======== Records supplied ========
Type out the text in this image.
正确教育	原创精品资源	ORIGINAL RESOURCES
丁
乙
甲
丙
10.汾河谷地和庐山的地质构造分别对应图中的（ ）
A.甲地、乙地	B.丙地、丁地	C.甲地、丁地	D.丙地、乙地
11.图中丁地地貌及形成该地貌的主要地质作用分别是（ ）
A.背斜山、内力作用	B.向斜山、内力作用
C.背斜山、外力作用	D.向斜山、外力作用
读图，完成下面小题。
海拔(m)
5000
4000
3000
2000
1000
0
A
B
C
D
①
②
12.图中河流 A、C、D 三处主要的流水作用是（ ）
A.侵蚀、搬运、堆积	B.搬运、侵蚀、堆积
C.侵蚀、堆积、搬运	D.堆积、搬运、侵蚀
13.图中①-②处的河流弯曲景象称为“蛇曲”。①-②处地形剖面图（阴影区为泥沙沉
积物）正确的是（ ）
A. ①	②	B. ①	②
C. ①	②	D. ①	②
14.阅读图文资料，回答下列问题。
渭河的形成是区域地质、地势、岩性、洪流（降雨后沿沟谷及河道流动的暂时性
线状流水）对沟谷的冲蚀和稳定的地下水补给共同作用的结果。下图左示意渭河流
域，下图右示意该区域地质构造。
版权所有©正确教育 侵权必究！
========
Transcribe the material exactly as it reads.

Type out the text in this image.
正确教育	原创精品资源	ORIGINAL RESOURCES
丁
乙
甲
丙
10.汾河谷地和庐山的地质构造分别对应图中的（ ）
A.甲地、乙地	B.丙地、丁地	C.甲地、丁地	D.丙地、乙地
11.图中丁地地貌及形成该地貌的主要地质作用分别是（ ）
A.背斜山、内力作用	B.向斜山、内力作用
C.背斜山、外力作用	D.向斜山、外力作用
读图，完成下面小题。
海拔(m)
5000
4000
3000
2000
1000
0
A
B
C
D
①
②
12.图中河流 A、C、D 三处主要的流水作用是（ ）
A.侵蚀、搬运、堆积	B.搬运、侵蚀、堆积
C.侵蚀、堆积、搬运	D.堆积、搬运、侵蚀
13.图中①-②处的河流弯曲景象称为“蛇曲”。①-②处地形剖面图（阴影区为泥沙沉
积物）正确的是（ ）
A. ①	②	B. ①	②
C. ①	②	D. ①	②
14.阅读图文资料，回答下列问题。
渭河的形成是区域地质、地势、岩性、洪流（降雨后沿沟谷及河道流动的暂时性
线状流水）对沟谷的冲蚀和稳定的地下水补给共同作用的结果。下图左示意渭河流
域，下图右示意该区域地质构造。
版权所有©正确教育 侵权必究！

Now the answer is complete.